Figure contents as structured data:
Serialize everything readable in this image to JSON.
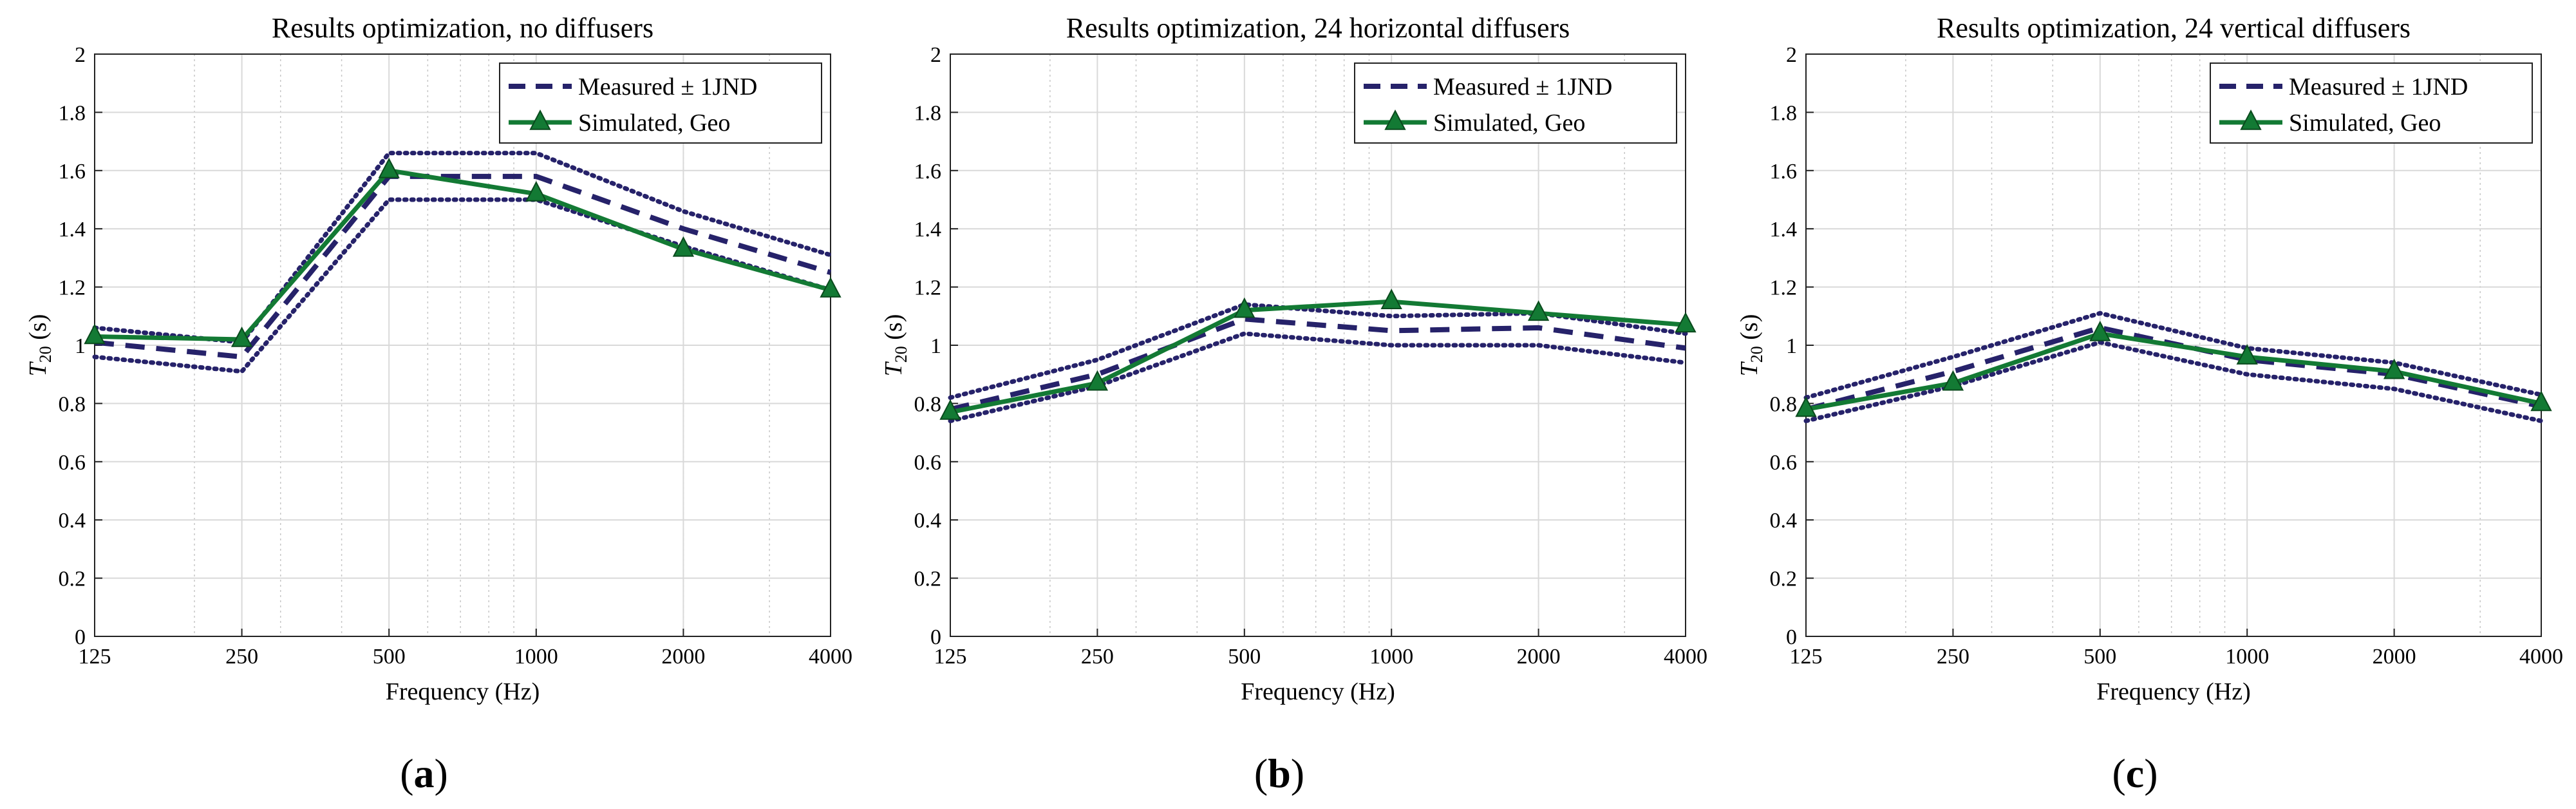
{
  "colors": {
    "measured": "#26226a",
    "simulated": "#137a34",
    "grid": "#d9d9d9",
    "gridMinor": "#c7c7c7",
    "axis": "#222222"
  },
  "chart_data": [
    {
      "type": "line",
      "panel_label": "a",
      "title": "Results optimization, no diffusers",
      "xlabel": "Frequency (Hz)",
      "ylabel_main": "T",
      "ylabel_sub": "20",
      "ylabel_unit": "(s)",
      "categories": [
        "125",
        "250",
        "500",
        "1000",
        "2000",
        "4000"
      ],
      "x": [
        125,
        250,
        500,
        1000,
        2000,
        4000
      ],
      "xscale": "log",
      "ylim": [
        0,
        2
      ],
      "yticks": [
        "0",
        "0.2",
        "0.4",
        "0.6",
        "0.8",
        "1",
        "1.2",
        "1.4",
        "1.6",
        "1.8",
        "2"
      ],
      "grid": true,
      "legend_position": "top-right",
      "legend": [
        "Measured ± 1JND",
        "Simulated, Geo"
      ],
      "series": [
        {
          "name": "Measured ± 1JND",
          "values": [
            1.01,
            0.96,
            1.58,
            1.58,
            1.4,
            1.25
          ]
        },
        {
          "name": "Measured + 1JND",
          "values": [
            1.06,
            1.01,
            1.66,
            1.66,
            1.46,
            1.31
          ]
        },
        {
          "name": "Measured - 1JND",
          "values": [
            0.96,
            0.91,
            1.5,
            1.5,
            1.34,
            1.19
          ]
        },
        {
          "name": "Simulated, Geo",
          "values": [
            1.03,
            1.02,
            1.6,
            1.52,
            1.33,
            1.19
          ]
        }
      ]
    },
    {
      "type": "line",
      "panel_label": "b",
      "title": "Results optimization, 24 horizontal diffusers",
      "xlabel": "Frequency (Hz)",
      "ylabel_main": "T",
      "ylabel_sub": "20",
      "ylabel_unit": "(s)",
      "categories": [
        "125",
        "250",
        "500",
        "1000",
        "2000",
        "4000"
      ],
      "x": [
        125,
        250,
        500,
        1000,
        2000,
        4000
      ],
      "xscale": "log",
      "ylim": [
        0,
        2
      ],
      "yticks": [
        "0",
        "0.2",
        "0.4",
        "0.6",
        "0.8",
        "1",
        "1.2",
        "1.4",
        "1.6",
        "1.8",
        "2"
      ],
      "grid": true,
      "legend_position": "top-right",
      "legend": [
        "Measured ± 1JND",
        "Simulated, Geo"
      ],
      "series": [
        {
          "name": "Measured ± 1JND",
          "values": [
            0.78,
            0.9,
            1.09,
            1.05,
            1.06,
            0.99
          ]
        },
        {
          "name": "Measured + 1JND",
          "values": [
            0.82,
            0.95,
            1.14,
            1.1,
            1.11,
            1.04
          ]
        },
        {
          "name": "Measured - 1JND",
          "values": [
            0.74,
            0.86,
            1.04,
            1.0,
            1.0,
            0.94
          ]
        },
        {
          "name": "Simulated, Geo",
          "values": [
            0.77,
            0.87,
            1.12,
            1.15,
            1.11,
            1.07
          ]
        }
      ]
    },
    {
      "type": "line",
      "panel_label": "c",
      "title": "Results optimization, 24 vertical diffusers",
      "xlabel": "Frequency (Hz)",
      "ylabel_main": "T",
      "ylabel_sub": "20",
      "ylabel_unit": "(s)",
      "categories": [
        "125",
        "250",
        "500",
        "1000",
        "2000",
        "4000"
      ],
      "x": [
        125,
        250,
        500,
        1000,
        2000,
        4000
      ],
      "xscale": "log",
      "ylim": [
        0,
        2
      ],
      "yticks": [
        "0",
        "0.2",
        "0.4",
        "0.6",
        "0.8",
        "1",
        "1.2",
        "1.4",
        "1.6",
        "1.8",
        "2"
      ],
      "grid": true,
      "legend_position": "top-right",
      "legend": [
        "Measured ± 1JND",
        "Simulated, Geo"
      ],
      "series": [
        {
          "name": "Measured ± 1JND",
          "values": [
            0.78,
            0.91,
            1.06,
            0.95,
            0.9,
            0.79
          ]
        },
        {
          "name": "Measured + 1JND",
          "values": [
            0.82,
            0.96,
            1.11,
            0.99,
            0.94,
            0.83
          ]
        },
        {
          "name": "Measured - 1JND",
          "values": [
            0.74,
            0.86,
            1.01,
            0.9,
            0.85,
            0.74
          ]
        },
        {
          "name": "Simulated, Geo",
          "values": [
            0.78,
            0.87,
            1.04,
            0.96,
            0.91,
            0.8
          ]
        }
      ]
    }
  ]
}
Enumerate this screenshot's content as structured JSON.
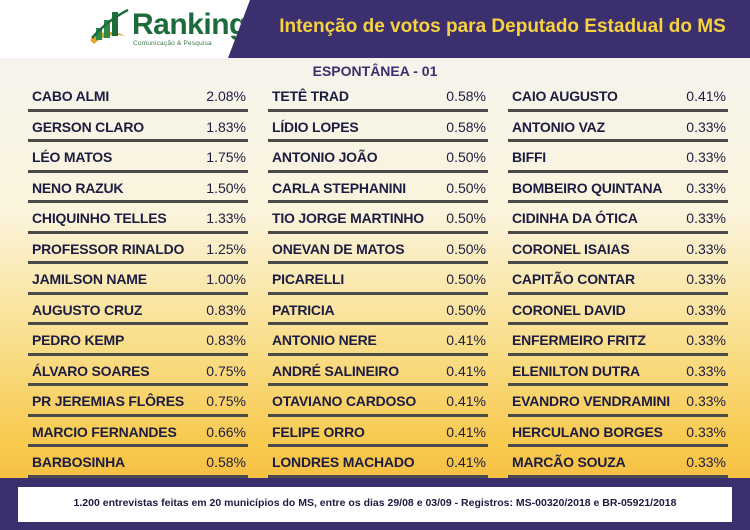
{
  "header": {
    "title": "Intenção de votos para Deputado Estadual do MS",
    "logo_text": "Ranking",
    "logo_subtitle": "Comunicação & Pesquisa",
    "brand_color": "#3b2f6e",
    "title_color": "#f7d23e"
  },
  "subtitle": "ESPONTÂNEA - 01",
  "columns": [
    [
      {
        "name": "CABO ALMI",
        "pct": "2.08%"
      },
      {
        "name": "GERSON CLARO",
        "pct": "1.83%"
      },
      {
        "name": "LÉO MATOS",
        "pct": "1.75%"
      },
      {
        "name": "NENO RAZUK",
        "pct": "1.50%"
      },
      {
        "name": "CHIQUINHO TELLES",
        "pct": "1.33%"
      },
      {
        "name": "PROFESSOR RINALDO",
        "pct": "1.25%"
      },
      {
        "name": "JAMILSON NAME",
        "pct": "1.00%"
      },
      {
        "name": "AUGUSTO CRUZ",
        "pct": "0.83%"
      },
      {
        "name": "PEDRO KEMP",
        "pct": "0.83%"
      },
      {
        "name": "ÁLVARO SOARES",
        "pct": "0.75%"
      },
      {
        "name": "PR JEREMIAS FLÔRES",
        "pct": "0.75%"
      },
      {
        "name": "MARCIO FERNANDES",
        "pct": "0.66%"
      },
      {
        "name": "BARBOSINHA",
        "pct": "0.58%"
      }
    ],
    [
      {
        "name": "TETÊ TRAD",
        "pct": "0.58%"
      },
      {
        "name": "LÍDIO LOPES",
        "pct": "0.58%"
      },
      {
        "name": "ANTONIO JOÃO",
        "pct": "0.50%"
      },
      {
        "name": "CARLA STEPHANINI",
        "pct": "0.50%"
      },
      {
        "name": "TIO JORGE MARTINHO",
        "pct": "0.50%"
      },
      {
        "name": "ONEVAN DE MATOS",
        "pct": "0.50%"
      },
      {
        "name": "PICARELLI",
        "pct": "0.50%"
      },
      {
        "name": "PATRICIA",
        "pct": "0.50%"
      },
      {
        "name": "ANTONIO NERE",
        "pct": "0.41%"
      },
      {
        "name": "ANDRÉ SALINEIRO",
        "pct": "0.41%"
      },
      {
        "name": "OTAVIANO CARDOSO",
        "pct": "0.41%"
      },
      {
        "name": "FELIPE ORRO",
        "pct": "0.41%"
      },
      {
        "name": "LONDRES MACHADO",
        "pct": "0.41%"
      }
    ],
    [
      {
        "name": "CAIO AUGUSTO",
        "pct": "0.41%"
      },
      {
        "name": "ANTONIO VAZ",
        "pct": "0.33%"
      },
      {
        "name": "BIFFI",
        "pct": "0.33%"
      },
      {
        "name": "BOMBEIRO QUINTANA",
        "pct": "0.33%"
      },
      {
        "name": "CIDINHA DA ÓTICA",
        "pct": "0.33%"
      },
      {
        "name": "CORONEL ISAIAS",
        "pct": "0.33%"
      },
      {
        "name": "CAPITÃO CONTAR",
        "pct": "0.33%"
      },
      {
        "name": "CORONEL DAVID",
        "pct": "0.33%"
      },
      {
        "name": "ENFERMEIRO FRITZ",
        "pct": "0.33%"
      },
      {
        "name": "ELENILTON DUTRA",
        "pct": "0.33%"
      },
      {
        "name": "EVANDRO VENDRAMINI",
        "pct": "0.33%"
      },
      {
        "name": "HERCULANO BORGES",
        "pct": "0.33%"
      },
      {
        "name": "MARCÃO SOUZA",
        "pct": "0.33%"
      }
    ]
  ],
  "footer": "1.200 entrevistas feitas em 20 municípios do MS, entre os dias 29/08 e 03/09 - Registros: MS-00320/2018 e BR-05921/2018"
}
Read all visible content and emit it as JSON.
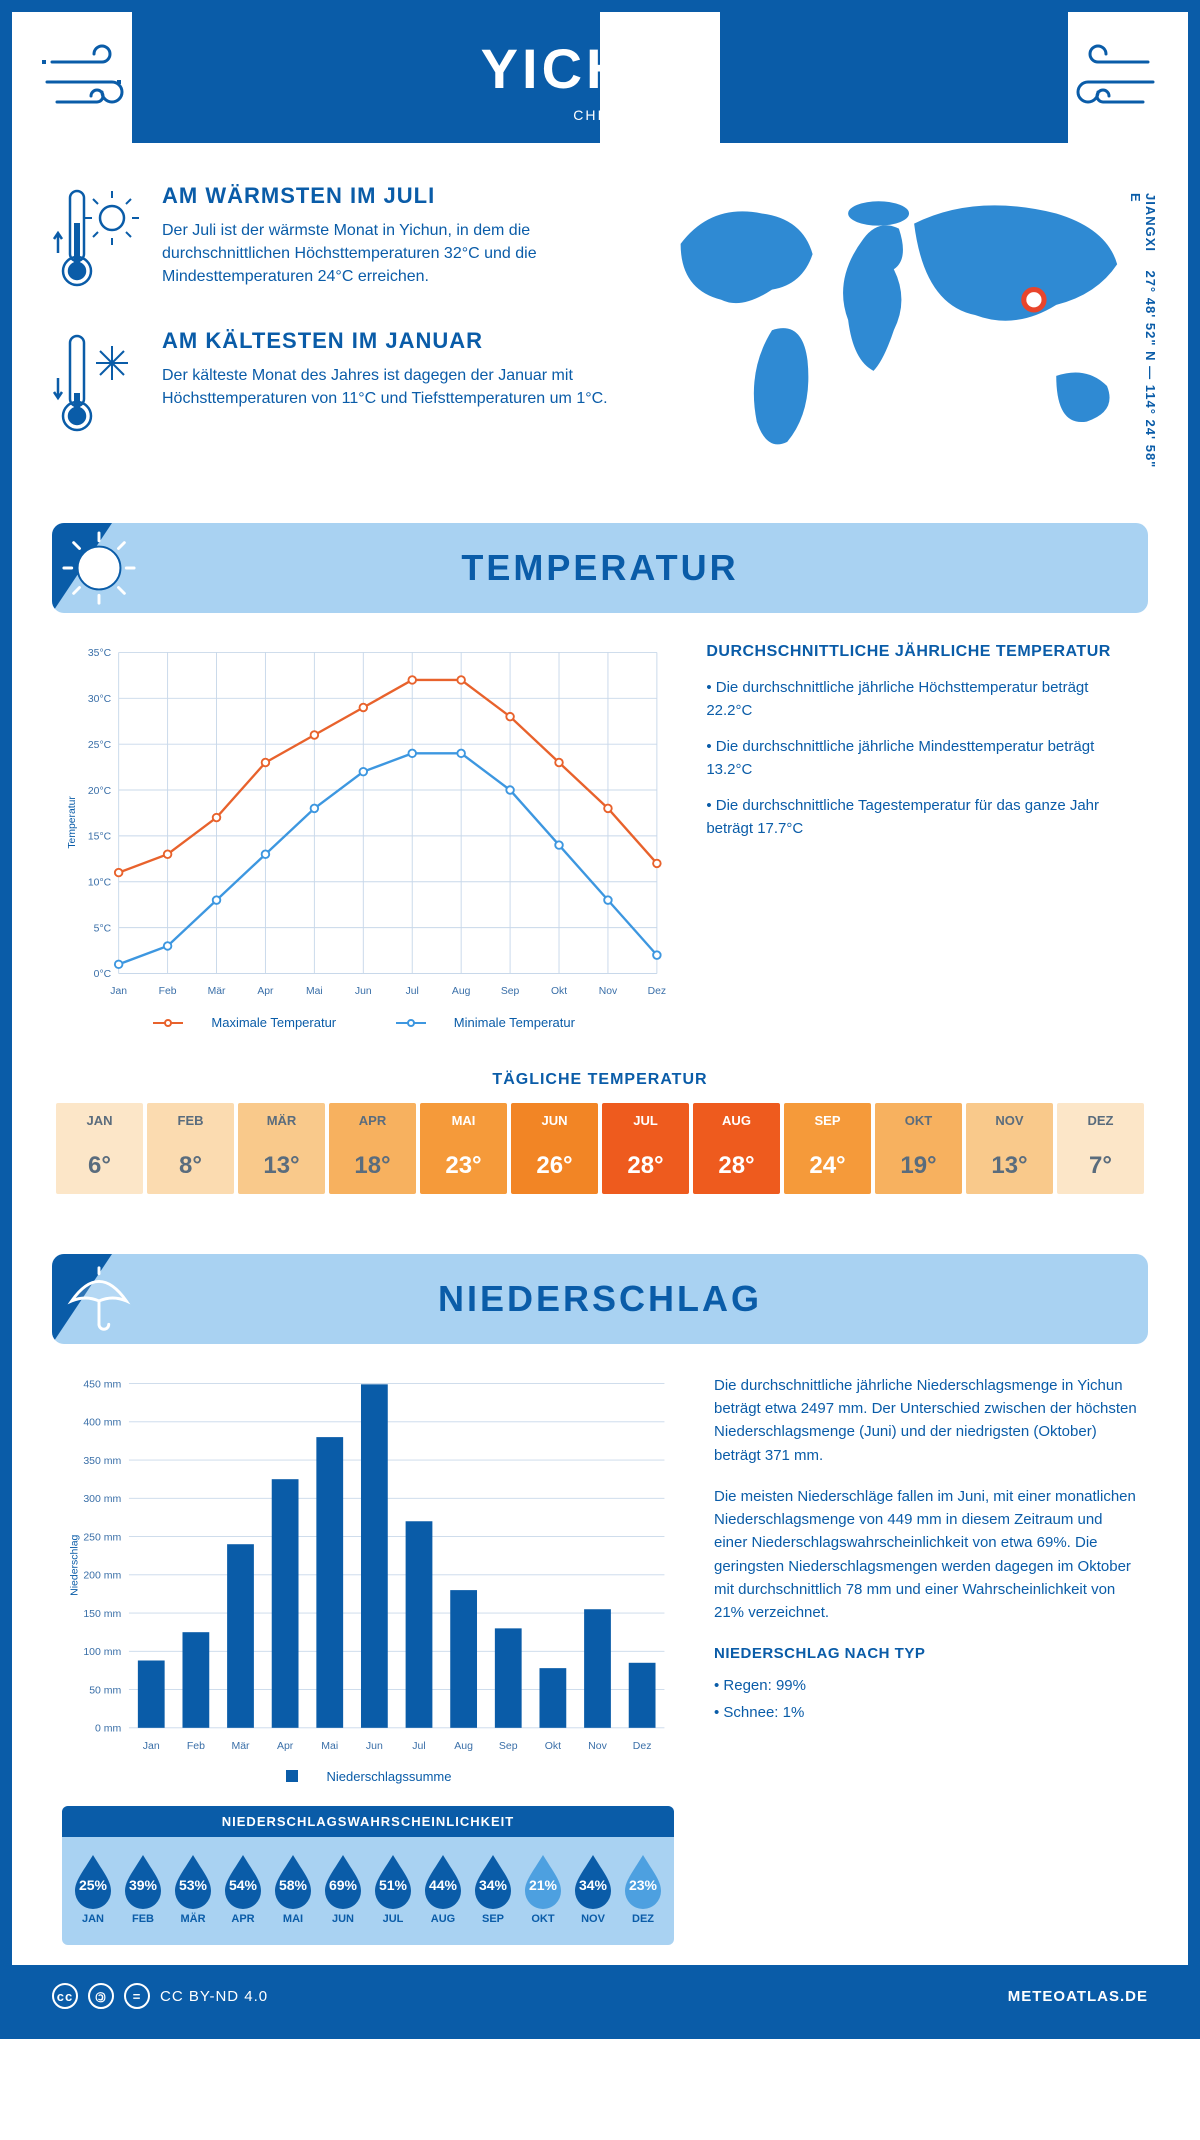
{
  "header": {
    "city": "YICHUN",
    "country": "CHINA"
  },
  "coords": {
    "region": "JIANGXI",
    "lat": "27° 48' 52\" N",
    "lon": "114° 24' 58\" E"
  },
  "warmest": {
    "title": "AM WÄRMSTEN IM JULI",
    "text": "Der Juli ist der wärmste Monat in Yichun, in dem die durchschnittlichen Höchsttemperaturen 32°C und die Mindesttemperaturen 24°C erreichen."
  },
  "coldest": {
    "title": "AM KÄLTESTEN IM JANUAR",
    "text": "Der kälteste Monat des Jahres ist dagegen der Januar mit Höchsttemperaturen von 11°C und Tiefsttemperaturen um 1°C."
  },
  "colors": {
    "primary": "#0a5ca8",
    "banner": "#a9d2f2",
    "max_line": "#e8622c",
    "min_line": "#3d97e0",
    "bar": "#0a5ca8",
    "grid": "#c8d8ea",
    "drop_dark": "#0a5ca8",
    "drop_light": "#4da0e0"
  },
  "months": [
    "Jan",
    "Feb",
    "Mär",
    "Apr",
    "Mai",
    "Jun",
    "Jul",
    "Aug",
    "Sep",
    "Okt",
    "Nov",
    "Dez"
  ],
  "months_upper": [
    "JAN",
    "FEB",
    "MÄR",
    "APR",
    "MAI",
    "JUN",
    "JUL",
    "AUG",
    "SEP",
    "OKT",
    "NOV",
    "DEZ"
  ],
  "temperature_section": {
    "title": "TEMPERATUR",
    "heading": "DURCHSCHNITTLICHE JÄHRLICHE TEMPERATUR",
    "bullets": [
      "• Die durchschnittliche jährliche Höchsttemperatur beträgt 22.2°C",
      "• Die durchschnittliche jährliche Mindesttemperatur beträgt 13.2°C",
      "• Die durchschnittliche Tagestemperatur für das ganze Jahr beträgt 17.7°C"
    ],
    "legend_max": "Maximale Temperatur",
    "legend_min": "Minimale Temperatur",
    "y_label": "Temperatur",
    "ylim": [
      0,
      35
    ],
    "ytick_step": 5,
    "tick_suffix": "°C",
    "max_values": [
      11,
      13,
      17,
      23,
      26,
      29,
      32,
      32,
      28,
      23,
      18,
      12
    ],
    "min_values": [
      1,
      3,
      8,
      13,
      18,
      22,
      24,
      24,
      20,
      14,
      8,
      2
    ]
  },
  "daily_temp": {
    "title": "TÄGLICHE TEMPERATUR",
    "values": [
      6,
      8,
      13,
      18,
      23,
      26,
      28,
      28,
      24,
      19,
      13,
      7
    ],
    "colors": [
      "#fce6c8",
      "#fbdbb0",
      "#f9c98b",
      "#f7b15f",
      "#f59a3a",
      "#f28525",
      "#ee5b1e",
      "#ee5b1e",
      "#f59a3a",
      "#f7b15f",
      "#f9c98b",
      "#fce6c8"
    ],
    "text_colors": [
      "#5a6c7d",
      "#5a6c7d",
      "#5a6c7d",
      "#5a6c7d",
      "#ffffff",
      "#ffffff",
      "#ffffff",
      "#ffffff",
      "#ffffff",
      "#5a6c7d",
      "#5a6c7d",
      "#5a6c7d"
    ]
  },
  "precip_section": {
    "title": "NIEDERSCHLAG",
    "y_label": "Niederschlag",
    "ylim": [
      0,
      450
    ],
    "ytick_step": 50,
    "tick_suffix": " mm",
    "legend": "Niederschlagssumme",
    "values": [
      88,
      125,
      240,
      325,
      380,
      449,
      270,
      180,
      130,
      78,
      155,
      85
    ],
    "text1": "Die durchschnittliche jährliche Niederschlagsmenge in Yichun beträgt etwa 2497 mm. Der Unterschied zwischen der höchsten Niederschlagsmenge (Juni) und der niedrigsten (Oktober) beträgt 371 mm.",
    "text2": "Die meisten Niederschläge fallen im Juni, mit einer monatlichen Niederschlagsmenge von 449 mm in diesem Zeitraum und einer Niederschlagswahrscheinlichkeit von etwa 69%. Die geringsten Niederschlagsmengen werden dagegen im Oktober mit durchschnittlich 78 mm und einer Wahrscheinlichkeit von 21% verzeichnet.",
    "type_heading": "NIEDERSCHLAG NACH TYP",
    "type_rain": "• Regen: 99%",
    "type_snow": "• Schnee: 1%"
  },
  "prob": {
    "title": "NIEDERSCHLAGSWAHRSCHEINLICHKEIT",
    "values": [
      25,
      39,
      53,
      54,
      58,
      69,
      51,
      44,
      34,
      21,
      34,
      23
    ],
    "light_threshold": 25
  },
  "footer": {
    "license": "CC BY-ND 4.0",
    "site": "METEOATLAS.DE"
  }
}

* [Your task] Extract every line from the records above that contains the word "AUGUSTO".

* [Output of the exercise]
        "name": "AUGUSTO CRUZ",
        "name": "CAIO AUGUSTO",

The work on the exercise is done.